┌─ Given information

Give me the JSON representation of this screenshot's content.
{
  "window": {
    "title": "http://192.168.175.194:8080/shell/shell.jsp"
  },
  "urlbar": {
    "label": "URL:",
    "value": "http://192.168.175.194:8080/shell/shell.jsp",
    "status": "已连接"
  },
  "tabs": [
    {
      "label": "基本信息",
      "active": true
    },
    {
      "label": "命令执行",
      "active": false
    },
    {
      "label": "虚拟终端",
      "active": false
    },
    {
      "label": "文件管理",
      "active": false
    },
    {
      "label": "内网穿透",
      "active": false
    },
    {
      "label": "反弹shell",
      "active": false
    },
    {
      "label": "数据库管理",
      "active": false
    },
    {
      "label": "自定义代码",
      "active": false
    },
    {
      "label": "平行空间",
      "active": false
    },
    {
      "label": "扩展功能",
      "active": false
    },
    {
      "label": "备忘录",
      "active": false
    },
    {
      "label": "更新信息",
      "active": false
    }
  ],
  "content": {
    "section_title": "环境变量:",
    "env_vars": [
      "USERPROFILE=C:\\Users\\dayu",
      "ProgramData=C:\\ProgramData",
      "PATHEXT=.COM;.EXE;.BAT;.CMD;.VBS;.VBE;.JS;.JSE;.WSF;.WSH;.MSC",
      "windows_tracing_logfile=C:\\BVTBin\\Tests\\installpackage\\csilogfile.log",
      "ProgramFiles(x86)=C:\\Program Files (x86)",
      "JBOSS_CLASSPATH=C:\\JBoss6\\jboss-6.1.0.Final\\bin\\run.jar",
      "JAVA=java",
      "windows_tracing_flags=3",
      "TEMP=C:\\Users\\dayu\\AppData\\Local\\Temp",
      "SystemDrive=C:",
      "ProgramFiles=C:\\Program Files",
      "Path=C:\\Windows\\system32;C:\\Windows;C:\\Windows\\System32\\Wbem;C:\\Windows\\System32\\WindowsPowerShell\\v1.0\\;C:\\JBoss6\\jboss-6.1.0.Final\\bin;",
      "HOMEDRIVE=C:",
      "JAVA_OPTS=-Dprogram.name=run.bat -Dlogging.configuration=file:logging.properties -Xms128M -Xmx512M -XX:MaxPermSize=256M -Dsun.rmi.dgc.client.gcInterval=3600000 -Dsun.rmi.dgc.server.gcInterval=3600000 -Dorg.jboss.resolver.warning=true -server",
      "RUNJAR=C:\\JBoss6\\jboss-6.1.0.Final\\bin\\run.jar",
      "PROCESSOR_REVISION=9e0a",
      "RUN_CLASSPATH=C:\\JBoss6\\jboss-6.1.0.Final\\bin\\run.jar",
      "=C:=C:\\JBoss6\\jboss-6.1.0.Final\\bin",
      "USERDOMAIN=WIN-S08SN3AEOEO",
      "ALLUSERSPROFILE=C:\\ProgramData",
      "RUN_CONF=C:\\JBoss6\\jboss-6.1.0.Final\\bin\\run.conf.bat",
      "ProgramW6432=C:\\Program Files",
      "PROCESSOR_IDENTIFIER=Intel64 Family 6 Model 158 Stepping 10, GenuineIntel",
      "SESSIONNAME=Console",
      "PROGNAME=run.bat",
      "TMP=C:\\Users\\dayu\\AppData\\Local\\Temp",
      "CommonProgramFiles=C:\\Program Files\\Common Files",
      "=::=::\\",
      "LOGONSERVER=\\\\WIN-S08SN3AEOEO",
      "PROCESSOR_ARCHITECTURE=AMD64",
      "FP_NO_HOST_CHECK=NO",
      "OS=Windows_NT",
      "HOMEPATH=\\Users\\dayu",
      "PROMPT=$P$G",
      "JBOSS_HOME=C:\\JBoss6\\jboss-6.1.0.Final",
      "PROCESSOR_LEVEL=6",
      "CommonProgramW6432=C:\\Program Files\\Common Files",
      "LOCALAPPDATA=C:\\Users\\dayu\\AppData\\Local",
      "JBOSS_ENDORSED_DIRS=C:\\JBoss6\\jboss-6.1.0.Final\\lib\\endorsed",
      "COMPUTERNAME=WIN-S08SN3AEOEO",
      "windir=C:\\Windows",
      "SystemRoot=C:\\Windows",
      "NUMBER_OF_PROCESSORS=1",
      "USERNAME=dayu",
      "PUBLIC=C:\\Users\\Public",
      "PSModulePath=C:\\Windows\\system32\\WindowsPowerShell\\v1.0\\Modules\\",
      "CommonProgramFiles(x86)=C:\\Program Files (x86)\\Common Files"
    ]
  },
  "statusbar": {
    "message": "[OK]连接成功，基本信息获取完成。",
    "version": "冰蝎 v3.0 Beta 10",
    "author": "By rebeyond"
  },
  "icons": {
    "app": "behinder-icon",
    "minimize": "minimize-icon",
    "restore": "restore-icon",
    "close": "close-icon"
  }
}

└─

Given problem
Please restate the data word for word, every record included.

Solved problem
Give me the JSON representation of this screenshot's content.
{
  "window": {
    "title": "http://192.168.175.194:8080/shell/shell.jsp"
  },
  "urlbar": {
    "label": "URL:",
    "value": "http://192.168.175.194:8080/shell/shell.jsp",
    "status": "已连接"
  },
  "tabs": [
    {
      "label": "基本信息",
      "active": true
    },
    {
      "label": "命令执行",
      "active": false
    },
    {
      "label": "虚拟终端",
      "active": false
    },
    {
      "label": "文件管理",
      "active": false
    },
    {
      "label": "内网穿透",
      "active": false
    },
    {
      "label": "反弹shell",
      "active": false
    },
    {
      "label": "数据库管理",
      "active": false
    },
    {
      "label": "自定义代码",
      "active": false
    },
    {
      "label": "平行空间",
      "active": false
    },
    {
      "label": "扩展功能",
      "active": false
    },
    {
      "label": "备忘录",
      "active": false
    },
    {
      "label": "更新信息",
      "active": false
    }
  ],
  "content": {
    "section_title": "环境变量:",
    "env_vars": [
      "USERPROFILE=C:\\Users\\dayu",
      "ProgramData=C:\\ProgramData",
      "PATHEXT=.COM;.EXE;.BAT;.CMD;.VBS;.VBE;.JS;.JSE;.WSF;.WSH;.MSC",
      "windows_tracing_logfile=C:\\BVTBin\\Tests\\installpackage\\csilogfile.log",
      "ProgramFiles(x86)=C:\\Program Files (x86)",
      "JBOSS_CLASSPATH=C:\\JBoss6\\jboss-6.1.0.Final\\bin\\run.jar",
      "JAVA=java",
      "windows_tracing_flags=3",
      "TEMP=C:\\Users\\dayu\\AppData\\Local\\Temp",
      "SystemDrive=C:",
      "ProgramFiles=C:\\Program Files",
      "Path=C:\\Windows\\system32;C:\\Windows;C:\\Windows\\System32\\Wbem;C:\\Windows\\System32\\WindowsPowerShell\\v1.0\\;C:\\JBoss6\\jboss-6.1.0.Final\\bin;",
      "HOMEDRIVE=C:",
      "JAVA_OPTS=-Dprogram.name=run.bat -Dlogging.configuration=file:logging.properties -Xms128M -Xmx512M -XX:MaxPermSize=256M -Dsun.rmi.dgc.client.gcInterval=3600000 -Dsun.rmi.dgc.server.gcInterval=3600000 -Dorg.jboss.resolver.warning=true -server",
      "RUNJAR=C:\\JBoss6\\jboss-6.1.0.Final\\bin\\run.jar",
      "PROCESSOR_REVISION=9e0a",
      "RUN_CLASSPATH=C:\\JBoss6\\jboss-6.1.0.Final\\bin\\run.jar",
      "=C:=C:\\JBoss6\\jboss-6.1.0.Final\\bin",
      "USERDOMAIN=WIN-S08SN3AEOEO",
      "ALLUSERSPROFILE=C:\\ProgramData",
      "RUN_CONF=C:\\JBoss6\\jboss-6.1.0.Final\\bin\\run.conf.bat",
      "ProgramW6432=C:\\Program Files",
      "PROCESSOR_IDENTIFIER=Intel64 Family 6 Model 158 Stepping 10, GenuineIntel",
      "SESSIONNAME=Console",
      "PROGNAME=run.bat",
      "TMP=C:\\Users\\dayu\\AppData\\Local\\Temp",
      "CommonProgramFiles=C:\\Program Files\\Common Files",
      "=::=::\\",
      "LOGONSERVER=\\\\WIN-S08SN3AEOEO",
      "PROCESSOR_ARCHITECTURE=AMD64",
      "FP_NO_HOST_CHECK=NO",
      "OS=Windows_NT",
      "HOMEPATH=\\Users\\dayu",
      "PROMPT=$P$G",
      "JBOSS_HOME=C:\\JBoss6\\jboss-6.1.0.Final",
      "PROCESSOR_LEVEL=6",
      "CommonProgramW6432=C:\\Program Files\\Common Files",
      "LOCALAPPDATA=C:\\Users\\dayu\\AppData\\Local",
      "JBOSS_ENDORSED_DIRS=C:\\JBoss6\\jboss-6.1.0.Final\\lib\\endorsed",
      "COMPUTERNAME=WIN-S08SN3AEOEO",
      "windir=C:\\Windows",
      "SystemRoot=C:\\Windows",
      "NUMBER_OF_PROCESSORS=1",
      "USERNAME=dayu",
      "PUBLIC=C:\\Users\\Public",
      "PSModulePath=C:\\Windows\\system32\\WindowsPowerShell\\v1.0\\Modules\\",
      "CommonProgramFiles(x86)=C:\\Program Files (x86)\\Common Files"
    ]
  },
  "statusbar": {
    "message": "[OK]连接成功，基本信息获取完成。",
    "version": "冰蝎 v3.0 Beta 10",
    "author": "By rebeyond"
  },
  "icons": {
    "app": "behinder-icon",
    "minimize": "minimize-icon",
    "restore": "restore-icon",
    "close": "close-icon"
  }
}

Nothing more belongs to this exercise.